- To be done -
• a. In the passage on ancient dyeing and cleaning of cloth, who is said to have invented the fuller's mill and trade?
• b. Write a continuation of the passage on ancient dyeing and cleaning of cloth, starting after its last sentence.

- Source -

##############################

The wool of sheep is said by the Greek poets to have been dyed red on their backs by eating the madder plant.[1400] The wool of brown sheep was spun, woven, and worn of its natural colour, as it is still by the rustics of several European countries. Dyes of every other colour were likewise known to the ancients; as bright flame and saffron-colour, pink, green, and russet grey;[1401] deep and sky-blue, produced by woad;[1402] and red by madder.[1403] The Phrygian dyers made use of a kind of mineral[1404] obtained from Cappadocia; and wool was sometimes dyed with a decoction of beans.[1405] Among the Egyptians, linens, muslins, and all kinds of cloths were painted with flowers and figures, in a great variety of colours;[1406] which was the case, also, among the Massagetæ, who impressed on their fine woollen cloths a multitude of patterns, which preserved their brilliance unfading to the last.[1407]

As many kinds of woollens are wholly spoiled by common washing,[1408] they were regularly, when soiled, carried by the Greeks to the fullers,[1409] whose mill and trade are supposed to have been invented by Nycias of Megara.[1410] These artisans made use of numerous earths and other substances in their operations; such as gypsum,[1411] the Cimolian earth and the Chian, the Lemnian, the Sardian, the Umbrian, the Samian, the Tymphæan, and the Chalastræan.[1412] Wool, previous to being spun, was cleansed by soap-wort.[1413] In washing clothes they commonly made use of a lye prepared with lime or wood ashes.[1414] Sponges were blanched in the following manner:[1415] over such as were extremely soft they sprinkled a quantity of salt-fish, collected from the rocks, after which they were carefully washed, and laid in the summer sun with their hollow part uppermost. They were rendered still whiter by being saturated with salt froth or sea-water, and exposed during a succession of calm summer nights to the moon’s rays.

##############################

- Supplied information -

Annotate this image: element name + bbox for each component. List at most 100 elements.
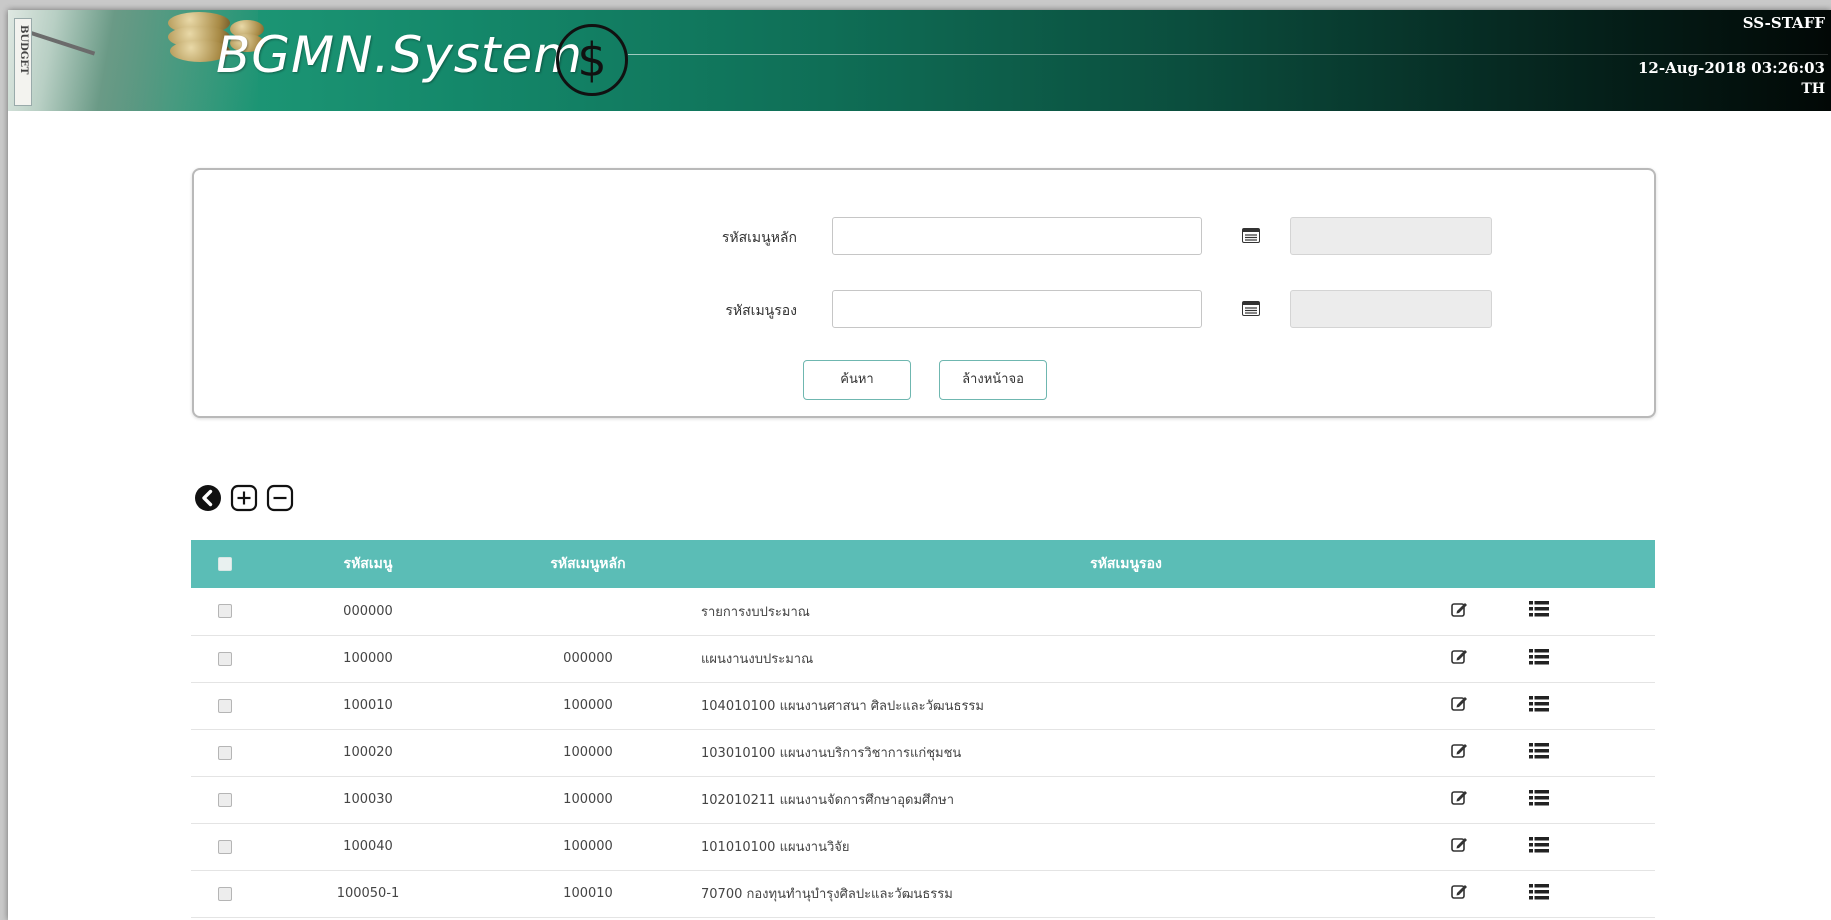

##############################

- Set of answers -
• a. Nycias of Megara.

• b.
The extent and importance of the Grecian fisheries[1416] may be inferred from the prodigious quantities of fish eaten in every part of Greece; for although they knew nothing in antiquity of those long fasts during which the members of the Greek church in modern times, ceasing to prey upon the dumb inhabitants of terra firma, let loose their voracity against those of the sea, they were no less partial to this kind of food than their descendants,[1417] as will have been seen from a preceding portion of this work. Fisheries were accordingly established on nearly every part of the coast of Hellas, as well as of those islands and distant colonies of which she became mistress.

Thus a celebrated lamprey[1418] fishery existed on the Faro of Messina, an eel-fishery at Syracuse,[1419] another for taking the purple fish, on the eastern coast of Eubœa, a second on the shores of Laconia, a third at Sigæum in Asia Minor, and a fourth in the neighbourhood of Tyre and Sidon.[1420] Whales and dolphins were caught in the Mediterranean, and in the Black Sea; thunnies in the same sea, on the Bosporos, in the sea of Marmora, in the Hellespont, in the Adriatic, and in nearly all the eastern parts of the Mediterranean. Many kinds of smaller fish afforded employment to numerous bodies of men in the gulfs and bays of Attica and the Peloponnesos; and flourishing sponge-fisheries were carried on along the coast of Crete, and in several other parts of the Archipelago.[1421]

In seas frequented by sharks, sponge-fishers necessarily incurred much risk. They therefore carefully observed every circumstance denoting the absence of danger, as for example, the appearance of the anthias,[1422] which is supposed never to be seen in the neighbourhood of any voracious sea-monster; for which reason it obtained from the Greeks the name of the Sacred Fish.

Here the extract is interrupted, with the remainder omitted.